Set out every line of the records below as a numbered list, dropping any blank lines.

* start *

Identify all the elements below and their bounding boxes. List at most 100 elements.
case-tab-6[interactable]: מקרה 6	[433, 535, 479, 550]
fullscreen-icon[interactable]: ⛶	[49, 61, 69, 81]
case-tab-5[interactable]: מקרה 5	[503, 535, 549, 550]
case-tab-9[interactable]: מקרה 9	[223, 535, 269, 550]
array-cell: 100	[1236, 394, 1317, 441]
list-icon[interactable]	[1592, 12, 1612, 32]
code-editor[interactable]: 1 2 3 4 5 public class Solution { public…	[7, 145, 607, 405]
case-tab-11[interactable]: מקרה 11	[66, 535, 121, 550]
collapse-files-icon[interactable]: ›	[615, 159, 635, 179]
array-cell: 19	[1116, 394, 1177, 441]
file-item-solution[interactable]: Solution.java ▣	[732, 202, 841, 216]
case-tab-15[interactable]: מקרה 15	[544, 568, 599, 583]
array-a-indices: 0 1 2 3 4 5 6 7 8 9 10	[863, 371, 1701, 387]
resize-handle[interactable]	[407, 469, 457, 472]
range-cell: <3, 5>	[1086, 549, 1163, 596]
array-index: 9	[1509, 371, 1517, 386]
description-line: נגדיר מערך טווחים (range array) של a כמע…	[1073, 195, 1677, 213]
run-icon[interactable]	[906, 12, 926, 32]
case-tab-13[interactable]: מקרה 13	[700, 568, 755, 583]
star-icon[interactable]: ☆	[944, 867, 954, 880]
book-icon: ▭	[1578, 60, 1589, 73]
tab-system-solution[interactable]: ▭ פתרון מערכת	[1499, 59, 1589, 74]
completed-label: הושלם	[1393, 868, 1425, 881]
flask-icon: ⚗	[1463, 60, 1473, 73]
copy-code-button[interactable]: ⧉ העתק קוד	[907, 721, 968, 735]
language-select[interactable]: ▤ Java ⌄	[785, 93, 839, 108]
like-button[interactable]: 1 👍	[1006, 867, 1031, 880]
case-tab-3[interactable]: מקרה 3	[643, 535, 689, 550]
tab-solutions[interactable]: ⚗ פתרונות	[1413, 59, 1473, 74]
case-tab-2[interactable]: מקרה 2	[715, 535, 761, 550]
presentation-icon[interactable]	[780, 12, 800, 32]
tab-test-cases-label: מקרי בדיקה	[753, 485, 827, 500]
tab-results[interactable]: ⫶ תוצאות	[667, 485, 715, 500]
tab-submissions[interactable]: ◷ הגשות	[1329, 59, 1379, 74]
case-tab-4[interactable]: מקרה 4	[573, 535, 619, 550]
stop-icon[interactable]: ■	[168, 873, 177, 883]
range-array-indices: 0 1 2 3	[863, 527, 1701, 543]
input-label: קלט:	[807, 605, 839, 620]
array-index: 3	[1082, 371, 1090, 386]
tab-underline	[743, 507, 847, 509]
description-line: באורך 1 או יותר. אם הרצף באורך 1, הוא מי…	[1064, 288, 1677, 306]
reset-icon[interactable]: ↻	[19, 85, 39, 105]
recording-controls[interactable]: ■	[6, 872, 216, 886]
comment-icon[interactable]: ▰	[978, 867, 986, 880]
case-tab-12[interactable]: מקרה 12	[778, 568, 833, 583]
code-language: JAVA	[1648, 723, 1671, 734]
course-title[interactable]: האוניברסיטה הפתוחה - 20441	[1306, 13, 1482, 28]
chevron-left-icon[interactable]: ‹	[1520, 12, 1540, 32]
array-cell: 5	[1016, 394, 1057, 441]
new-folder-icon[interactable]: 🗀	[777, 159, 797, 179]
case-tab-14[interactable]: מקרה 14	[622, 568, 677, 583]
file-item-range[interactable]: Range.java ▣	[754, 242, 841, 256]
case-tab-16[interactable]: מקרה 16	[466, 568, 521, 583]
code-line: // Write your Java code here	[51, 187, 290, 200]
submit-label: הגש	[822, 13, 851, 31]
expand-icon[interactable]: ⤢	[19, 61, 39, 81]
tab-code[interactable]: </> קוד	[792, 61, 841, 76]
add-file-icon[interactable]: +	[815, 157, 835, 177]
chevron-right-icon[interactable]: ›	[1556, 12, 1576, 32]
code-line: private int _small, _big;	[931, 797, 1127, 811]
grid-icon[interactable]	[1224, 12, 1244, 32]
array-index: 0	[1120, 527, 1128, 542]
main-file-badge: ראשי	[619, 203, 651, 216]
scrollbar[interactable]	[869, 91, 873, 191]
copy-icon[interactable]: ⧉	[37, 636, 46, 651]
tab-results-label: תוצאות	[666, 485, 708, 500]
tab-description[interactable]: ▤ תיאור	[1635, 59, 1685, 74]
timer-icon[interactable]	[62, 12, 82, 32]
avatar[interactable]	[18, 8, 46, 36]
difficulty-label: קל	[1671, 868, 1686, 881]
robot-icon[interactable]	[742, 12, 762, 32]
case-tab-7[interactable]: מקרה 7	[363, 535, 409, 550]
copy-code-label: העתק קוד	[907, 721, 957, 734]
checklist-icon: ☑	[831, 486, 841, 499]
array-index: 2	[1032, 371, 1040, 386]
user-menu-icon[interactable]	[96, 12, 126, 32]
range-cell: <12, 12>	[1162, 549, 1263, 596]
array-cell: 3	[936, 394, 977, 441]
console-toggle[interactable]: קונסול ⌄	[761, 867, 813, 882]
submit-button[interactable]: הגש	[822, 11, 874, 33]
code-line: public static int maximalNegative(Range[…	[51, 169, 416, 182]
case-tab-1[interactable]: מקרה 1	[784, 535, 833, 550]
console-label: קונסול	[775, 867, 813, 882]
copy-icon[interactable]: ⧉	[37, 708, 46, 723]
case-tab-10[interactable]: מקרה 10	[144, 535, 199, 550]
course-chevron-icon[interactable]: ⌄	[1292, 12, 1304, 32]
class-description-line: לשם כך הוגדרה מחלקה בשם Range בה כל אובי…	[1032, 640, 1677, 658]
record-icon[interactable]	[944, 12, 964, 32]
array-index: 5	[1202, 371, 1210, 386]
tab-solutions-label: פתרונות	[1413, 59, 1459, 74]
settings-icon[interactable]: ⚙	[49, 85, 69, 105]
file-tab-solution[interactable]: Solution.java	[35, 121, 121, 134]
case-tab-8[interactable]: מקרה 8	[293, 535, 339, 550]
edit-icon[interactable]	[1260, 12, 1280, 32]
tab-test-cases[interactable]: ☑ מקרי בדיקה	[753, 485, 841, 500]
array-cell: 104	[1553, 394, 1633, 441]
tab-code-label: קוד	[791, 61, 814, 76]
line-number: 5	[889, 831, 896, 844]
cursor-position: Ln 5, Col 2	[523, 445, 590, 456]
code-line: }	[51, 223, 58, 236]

* end *

■ Solution to this problem:
1. Identify all the elements below and their bounding boxes. List at most 100 elements.
2. case-tab-6[interactable]: מקרה 6	[433, 535, 479, 550]
3. fullscreen-icon[interactable]: ⛶	[49, 61, 69, 81]
4. case-tab-5[interactable]: מקרה 5	[503, 535, 549, 550]
5. case-tab-9[interactable]: מקרה 9	[223, 535, 269, 550]
6. array-cell: 100	[1236, 394, 1317, 441]
7. list-icon[interactable]	[1592, 12, 1612, 32]
8. code-editor[interactable]: 1 2 3 4 5 public class Solution { public…	[7, 145, 607, 405]
9. case-tab-11[interactable]: מקרה 11	[66, 535, 121, 550]
10. collapse-files-icon[interactable]: ›	[615, 159, 635, 179]
11. array-cell: 19	[1116, 394, 1177, 441]
12. file-item-solution[interactable]: Solution.java ▣	[732, 202, 841, 216]
13. case-tab-15[interactable]: מקרה 15	[544, 568, 599, 583]
14. array-a-indices: 0 1 2 3 4 5 6 7 8 9 10	[863, 371, 1701, 387]
15. resize-handle[interactable]	[407, 469, 457, 472]
16. range-cell: <3, 5>	[1086, 549, 1163, 596]
17. array-index: 9	[1509, 371, 1517, 386]
18. description-line: נגדיר מערך טווחים (range array) של a כמע…	[1073, 195, 1677, 213]
19. run-icon[interactable]	[906, 12, 926, 32]
20. case-tab-13[interactable]: מקרה 13	[700, 568, 755, 583]
21. star-icon[interactable]: ☆	[944, 867, 954, 880]
22. book-icon: ▭	[1578, 60, 1589, 73]
23. tab-system-solution[interactable]: ▭ פתרון מערכת	[1499, 59, 1589, 74]
24. completed-label: הושלם	[1393, 868, 1425, 881]
25. flask-icon: ⚗	[1463, 60, 1473, 73]
26. copy-code-button[interactable]: ⧉ העתק קוד	[907, 721, 968, 735]
27. language-select[interactable]: ▤ Java ⌄	[785, 93, 839, 108]
28. like-button[interactable]: 1 👍	[1006, 867, 1031, 880]
29. case-tab-3[interactable]: מקרה 3	[643, 535, 689, 550]
30. tab-solutions[interactable]: ⚗ פתרונות	[1413, 59, 1473, 74]
31. case-tab-2[interactable]: מקרה 2	[715, 535, 761, 550]
32. presentation-icon[interactable]	[780, 12, 800, 32]
33. tab-test-cases-label: מקרי בדיקה	[753, 485, 827, 500]
34. tab-results[interactable]: ⫶ תוצאות	[667, 485, 715, 500]
35. tab-submissions[interactable]: ◷ הגשות	[1329, 59, 1379, 74]
36. case-tab-4[interactable]: מקרה 4	[573, 535, 619, 550]
37. stop-icon[interactable]: ■	[168, 873, 177, 883]
38. range-array-indices: 0 1 2 3	[863, 527, 1701, 543]
39. input-label: קלט:	[807, 605, 839, 620]
40. array-index: 3	[1082, 371, 1090, 386]
41. tab-underline	[743, 507, 847, 509]
42. description-line: באורך 1 או יותר. אם הרצף באורך 1, הוא מי…	[1064, 288, 1677, 306]
43. reset-icon[interactable]: ↻	[19, 85, 39, 105]
44. recording-controls[interactable]: ■	[6, 872, 216, 886]
45. comment-icon[interactable]: ▰	[978, 867, 986, 880]
46. case-tab-12[interactable]: מקרה 12	[778, 568, 833, 583]
47. code-language: JAVA	[1648, 723, 1671, 734]
48. course-title[interactable]: האוניברסיטה הפתוחה - 20441	[1306, 13, 1482, 28]
49. chevron-left-icon[interactable]: ‹	[1520, 12, 1540, 32]
50. array-cell: 5	[1016, 394, 1057, 441]
51. new-folder-icon[interactable]: 🗀	[777, 159, 797, 179]
52. case-tab-14[interactable]: מקרה 14	[622, 568, 677, 583]
53. file-item-range[interactable]: Range.java ▣	[754, 242, 841, 256]
54. case-tab-16[interactable]: מקרה 16	[466, 568, 521, 583]
55. code-line: // Write your Java code here	[51, 187, 290, 200]
56. submit-label: הגש	[822, 13, 851, 31]
57. expand-icon[interactable]: ⤢	[19, 61, 39, 81]
58. tab-code[interactable]: </> קוד	[792, 61, 841, 76]
59. add-file-icon[interactable]: +	[815, 157, 835, 177]
60. chevron-right-icon[interactable]: ›	[1556, 12, 1576, 32]
61. code-line: private int _small, _big;	[931, 797, 1127, 811]
62. grid-icon[interactable]	[1224, 12, 1244, 32]
63. array-index: 0	[1120, 527, 1128, 542]
64. main-file-badge: ראשי	[619, 203, 651, 216]
65. scrollbar[interactable]	[869, 91, 873, 191]
66. copy-icon[interactable]: ⧉	[37, 636, 46, 651]
67. tab-results-label: תוצאות	[666, 485, 708, 500]
68. tab-description[interactable]: ▤ תיאור	[1635, 59, 1685, 74]
69. timer-icon[interactable]	[62, 12, 82, 32]
70. avatar[interactable]	[18, 8, 46, 36]
71. difficulty-label: קל	[1671, 868, 1686, 881]
72. robot-icon[interactable]	[742, 12, 762, 32]
73. case-tab-7[interactable]: מקרה 7	[363, 535, 409, 550]
74. copy-code-label: העתק קוד	[907, 721, 957, 734]
75. checklist-icon: ☑	[831, 486, 841, 499]
76. array-index: 2	[1032, 371, 1040, 386]
77. user-menu-icon[interactable]	[96, 12, 126, 32]
78. range-cell: <12, 12>	[1162, 549, 1263, 596]
79. array-cell: 3	[936, 394, 977, 441]
80. console-toggle[interactable]: קונסול ⌄	[761, 867, 813, 882]
81. submit-button[interactable]: הגש	[822, 11, 874, 33]
82. code-line: public static int maximalNegative(Range[…	[51, 169, 416, 182]
83. case-tab-1[interactable]: מקרה 1	[784, 535, 833, 550]
84. console-label: קונסול	[775, 867, 813, 882]
85. copy-icon[interactable]: ⧉	[37, 708, 46, 723]
86. case-tab-10[interactable]: מקרה 10	[144, 535, 199, 550]
87. course-chevron-icon[interactable]: ⌄	[1292, 12, 1304, 32]
88. class-description-line: לשם כך הוגדרה מחלקה בשם Range בה כל אובי…	[1032, 640, 1677, 658]
89. record-icon[interactable]	[944, 12, 964, 32]
90. array-index: 5	[1202, 371, 1210, 386]
91. tab-solutions-label: פתרונות	[1413, 59, 1459, 74]
92. settings-icon[interactable]: ⚙	[49, 85, 69, 105]
93. file-tab-solution[interactable]: Solution.java	[35, 121, 121, 134]
94. case-tab-8[interactable]: מקרה 8	[293, 535, 339, 550]
95. edit-icon[interactable]	[1260, 12, 1280, 32]
96. tab-test-cases[interactable]: ☑ מקרי בדיקה	[753, 485, 841, 500]
97. array-cell: 104	[1553, 394, 1633, 441]
98. tab-code-label: קוד	[791, 61, 814, 76]
99. line-number: 5	[889, 831, 896, 844]
100. cursor-position: Ln 5, Col 2	[523, 445, 590, 456]
101. code-line: }	[51, 223, 58, 236]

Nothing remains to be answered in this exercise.